# Listing:
_ _ _

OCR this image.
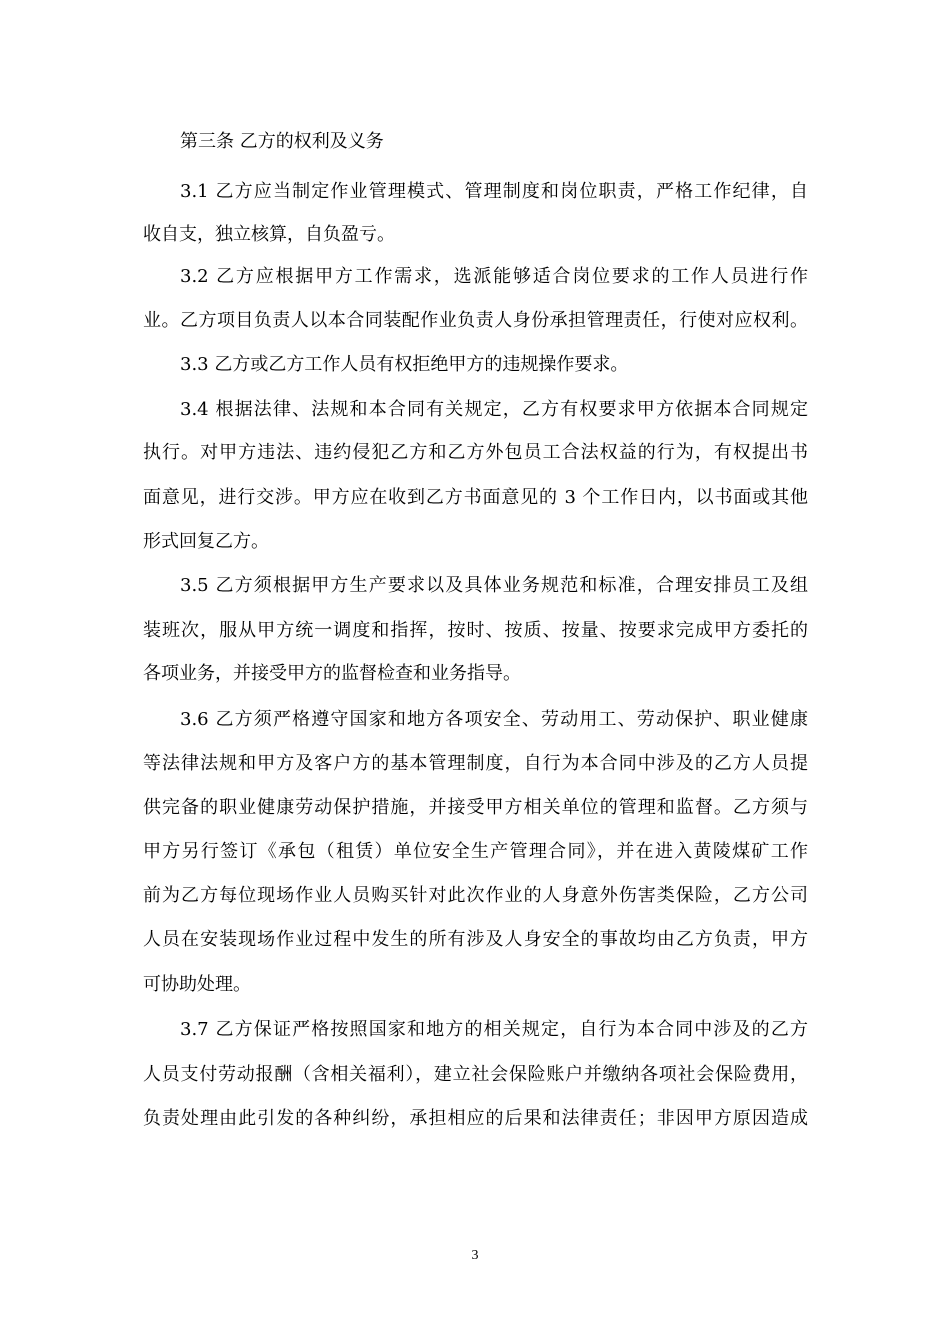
第三条 乙方的权利及义务
3.1 乙方应当制定作业管理模式、管理制度和岗位职责，严格工作纪律，自
收自支，独立核算，自负盈亏。
3.2 乙方应根据甲方工作需求，选派能够适合岗位要求的工作人员进行作
业。乙方项目负责人以本合同装配作业负责人身份承担管理责任，行使对应权利。
3.3 乙方或乙方工作人员有权拒绝甲方的违规操作要求。
3.4 根据法律、法规和本合同有关规定，乙方有权要求甲方依据本合同规定
执行。对甲方违法、违约侵犯乙方和乙方外包员工合法权益的行为，有权提出书
面意见，进行交涉。甲方应在收到乙方书面意见的 3 个工作日内，以书面或其他
形式回复乙方。
3.5 乙方须根据甲方生产要求以及具体业务规范和标准，合理安排员工及组
装班次，服从甲方统一调度和指挥，按时、按质、按量、按要求完成甲方委托的
各项业务，并接受甲方的监督检查和业务指导。
3.6 乙方须严格遵守国家和地方各项安全、劳动用工、劳动保护、职业健康
等法律法规和甲方及客户方的基本管理制度，自行为本合同中涉及的乙方人员提
供完备的职业健康劳动保护措施，并接受甲方相关单位的管理和监督。乙方须与
甲方另行签订《承包（租赁）单位安全生产管理合同》，并在进入黄陵煤矿工作
前为乙方每位现场作业人员购买针对此次作业的人身意外伤害类保险，乙方公司
人员在安装现场作业过程中发生的所有涉及人身安全的事故均由乙方负责，甲方
可协助处理。
3.7 乙方保证严格按照国家和地方的相关规定，自行为本合同中涉及的乙方
人员支付劳动报酬（含相关福利），建立社会保险账户并缴纳各项社会保险费用，
负责处理由此引发的各种纠纷，承担相应的后果和法律责任；非因甲方原因造成
3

_ _ _

# Written request:
The records above must be printed exactly; the pictures stay out.

# Answer:
OCR this image.
第三条 乙方的权利及义务
3.1 乙方应当制定作业管理模式、管理制度和岗位职责，严格工作纪律，自
收自支，独立核算，自负盈亏。
3.2 乙方应根据甲方工作需求，选派能够适合岗位要求的工作人员进行作
业。乙方项目负责人以本合同装配作业负责人身份承担管理责任，行使对应权利。
3.3 乙方或乙方工作人员有权拒绝甲方的违规操作要求。
3.4 根据法律、法规和本合同有关规定，乙方有权要求甲方依据本合同规定
执行。对甲方违法、违约侵犯乙方和乙方外包员工合法权益的行为，有权提出书
面意见，进行交涉。甲方应在收到乙方书面意见的 3 个工作日内，以书面或其他
形式回复乙方。
3.5 乙方须根据甲方生产要求以及具体业务规范和标准，合理安排员工及组
装班次，服从甲方统一调度和指挥，按时、按质、按量、按要求完成甲方委托的
各项业务，并接受甲方的监督检查和业务指导。
3.6 乙方须严格遵守国家和地方各项安全、劳动用工、劳动保护、职业健康
等法律法规和甲方及客户方的基本管理制度，自行为本合同中涉及的乙方人员提
供完备的职业健康劳动保护措施，并接受甲方相关单位的管理和监督。乙方须与
甲方另行签订《承包（租赁）单位安全生产管理合同》，并在进入黄陵煤矿工作
前为乙方每位现场作业人员购买针对此次作业的人身意外伤害类保险，乙方公司
人员在安装现场作业过程中发生的所有涉及人身安全的事故均由乙方负责，甲方
可协助处理。
3.7 乙方保证严格按照国家和地方的相关规定，自行为本合同中涉及的乙方
人员支付劳动报酬（含相关福利），建立社会保险账户并缴纳各项社会保险费用，
负责处理由此引发的各种纠纷，承担相应的后果和法律责任；非因甲方原因造成
3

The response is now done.